List each line holding the string "motor".

Source data
┄┄┄┄┄┄

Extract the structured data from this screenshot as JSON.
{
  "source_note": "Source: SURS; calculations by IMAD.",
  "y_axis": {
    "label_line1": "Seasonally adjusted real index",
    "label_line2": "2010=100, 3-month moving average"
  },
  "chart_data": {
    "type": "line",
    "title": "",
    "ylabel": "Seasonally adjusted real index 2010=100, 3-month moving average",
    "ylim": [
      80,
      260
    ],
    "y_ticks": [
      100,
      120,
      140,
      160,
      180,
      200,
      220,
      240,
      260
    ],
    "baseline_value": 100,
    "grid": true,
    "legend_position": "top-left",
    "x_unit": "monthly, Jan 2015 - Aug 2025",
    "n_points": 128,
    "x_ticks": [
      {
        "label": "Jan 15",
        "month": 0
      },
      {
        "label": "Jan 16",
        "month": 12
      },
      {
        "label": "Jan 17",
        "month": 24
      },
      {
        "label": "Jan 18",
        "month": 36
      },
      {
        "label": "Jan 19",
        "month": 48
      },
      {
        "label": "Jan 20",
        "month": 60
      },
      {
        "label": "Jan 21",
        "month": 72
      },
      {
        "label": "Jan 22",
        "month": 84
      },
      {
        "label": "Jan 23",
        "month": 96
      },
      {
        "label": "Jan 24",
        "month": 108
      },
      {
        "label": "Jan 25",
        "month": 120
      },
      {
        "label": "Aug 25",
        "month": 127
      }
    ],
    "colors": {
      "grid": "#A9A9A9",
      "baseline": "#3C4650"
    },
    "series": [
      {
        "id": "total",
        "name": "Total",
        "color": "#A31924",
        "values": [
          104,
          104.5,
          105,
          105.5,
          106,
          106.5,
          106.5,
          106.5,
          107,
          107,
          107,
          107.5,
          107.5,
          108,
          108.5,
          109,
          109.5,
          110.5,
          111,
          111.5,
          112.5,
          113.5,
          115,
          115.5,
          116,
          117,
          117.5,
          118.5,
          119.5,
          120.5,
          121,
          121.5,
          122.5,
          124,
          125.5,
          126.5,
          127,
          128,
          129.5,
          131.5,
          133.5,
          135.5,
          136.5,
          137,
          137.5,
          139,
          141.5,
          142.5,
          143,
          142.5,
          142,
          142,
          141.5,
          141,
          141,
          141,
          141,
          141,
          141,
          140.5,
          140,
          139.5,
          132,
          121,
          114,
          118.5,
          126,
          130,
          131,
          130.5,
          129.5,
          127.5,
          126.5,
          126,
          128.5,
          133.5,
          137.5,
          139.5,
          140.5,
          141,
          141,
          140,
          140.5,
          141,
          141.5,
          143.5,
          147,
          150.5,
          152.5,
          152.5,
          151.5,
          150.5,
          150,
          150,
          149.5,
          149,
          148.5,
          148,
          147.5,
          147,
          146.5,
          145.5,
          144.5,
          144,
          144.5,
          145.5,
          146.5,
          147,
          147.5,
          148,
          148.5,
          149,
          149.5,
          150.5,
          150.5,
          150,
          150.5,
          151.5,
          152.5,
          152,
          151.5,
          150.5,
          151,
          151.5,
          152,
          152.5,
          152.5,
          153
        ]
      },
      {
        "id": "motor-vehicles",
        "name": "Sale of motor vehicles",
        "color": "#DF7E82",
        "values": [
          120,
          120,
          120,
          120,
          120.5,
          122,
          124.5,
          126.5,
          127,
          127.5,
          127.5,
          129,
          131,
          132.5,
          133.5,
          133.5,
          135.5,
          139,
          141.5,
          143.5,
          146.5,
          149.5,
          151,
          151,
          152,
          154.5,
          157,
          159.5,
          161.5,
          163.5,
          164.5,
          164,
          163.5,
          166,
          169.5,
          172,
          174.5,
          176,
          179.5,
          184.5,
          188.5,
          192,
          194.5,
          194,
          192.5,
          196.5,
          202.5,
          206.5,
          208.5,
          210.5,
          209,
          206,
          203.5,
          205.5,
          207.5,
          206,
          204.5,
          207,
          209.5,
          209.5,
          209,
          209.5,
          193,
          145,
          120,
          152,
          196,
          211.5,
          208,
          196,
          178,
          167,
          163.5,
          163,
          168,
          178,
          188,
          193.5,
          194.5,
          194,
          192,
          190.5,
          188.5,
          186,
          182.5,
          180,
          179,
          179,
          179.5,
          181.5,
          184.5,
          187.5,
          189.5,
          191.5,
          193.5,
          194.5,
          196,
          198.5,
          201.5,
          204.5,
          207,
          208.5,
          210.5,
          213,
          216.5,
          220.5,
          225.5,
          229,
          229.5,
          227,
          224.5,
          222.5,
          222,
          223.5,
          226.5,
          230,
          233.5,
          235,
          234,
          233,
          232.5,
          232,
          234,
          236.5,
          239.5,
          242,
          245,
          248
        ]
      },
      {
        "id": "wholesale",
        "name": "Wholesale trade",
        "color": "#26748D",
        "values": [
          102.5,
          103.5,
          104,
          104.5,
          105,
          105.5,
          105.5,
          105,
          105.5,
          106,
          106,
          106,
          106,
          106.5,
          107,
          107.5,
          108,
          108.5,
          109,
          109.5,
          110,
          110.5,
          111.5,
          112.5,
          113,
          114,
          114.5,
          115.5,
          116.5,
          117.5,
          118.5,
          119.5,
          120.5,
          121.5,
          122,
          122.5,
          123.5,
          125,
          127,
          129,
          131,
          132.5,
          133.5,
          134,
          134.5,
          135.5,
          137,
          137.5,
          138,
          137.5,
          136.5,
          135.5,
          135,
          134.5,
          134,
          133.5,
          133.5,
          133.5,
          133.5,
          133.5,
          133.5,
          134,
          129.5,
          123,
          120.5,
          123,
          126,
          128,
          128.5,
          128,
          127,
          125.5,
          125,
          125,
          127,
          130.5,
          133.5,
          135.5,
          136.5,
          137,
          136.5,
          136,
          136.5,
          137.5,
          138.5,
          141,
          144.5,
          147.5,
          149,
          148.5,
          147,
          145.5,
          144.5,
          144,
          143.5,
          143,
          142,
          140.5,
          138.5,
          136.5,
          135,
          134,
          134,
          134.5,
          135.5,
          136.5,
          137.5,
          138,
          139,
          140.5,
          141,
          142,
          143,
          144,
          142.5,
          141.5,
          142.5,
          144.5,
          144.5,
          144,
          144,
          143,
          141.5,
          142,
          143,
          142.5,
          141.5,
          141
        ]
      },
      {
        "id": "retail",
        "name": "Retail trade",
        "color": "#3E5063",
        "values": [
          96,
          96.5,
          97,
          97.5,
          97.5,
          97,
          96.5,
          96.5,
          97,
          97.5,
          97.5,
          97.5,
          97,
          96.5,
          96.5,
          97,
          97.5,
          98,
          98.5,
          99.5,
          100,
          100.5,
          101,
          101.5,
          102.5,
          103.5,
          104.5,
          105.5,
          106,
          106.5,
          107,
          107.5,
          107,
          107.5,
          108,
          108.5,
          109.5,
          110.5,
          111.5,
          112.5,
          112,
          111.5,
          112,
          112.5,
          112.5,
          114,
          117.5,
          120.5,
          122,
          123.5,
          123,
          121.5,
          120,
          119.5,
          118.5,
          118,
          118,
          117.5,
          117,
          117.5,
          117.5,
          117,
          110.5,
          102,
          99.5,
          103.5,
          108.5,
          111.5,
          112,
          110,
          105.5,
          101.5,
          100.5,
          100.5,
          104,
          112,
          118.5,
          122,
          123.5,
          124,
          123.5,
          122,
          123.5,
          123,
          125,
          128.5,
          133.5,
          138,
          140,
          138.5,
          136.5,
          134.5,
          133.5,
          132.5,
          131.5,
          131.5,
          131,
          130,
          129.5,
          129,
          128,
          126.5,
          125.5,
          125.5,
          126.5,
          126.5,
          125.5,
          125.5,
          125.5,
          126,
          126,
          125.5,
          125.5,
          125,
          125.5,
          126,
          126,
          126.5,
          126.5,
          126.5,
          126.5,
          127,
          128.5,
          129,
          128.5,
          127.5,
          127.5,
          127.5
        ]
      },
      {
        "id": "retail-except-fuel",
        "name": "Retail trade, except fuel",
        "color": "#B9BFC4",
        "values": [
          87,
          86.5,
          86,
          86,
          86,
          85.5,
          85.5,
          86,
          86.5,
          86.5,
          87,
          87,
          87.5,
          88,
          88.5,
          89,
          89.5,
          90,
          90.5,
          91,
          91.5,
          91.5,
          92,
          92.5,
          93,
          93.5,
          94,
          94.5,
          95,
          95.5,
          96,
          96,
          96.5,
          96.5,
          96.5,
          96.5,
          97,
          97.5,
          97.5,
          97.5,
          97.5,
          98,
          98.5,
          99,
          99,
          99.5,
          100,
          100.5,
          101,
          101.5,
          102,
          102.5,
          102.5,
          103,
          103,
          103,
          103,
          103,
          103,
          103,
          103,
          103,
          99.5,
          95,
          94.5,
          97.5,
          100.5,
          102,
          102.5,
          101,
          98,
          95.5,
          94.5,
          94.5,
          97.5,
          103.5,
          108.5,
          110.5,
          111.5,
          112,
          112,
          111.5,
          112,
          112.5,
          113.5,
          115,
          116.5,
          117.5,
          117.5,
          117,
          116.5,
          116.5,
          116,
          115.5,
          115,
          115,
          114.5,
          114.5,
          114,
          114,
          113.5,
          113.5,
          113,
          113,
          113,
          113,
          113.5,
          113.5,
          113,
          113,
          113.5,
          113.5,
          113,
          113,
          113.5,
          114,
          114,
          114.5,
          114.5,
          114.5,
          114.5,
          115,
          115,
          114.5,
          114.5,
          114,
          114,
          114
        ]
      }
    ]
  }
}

┄┄┄┄┄┄

__The answer__
        "id": "motor-vehicles",
        "name": "Sale of motor vehicles",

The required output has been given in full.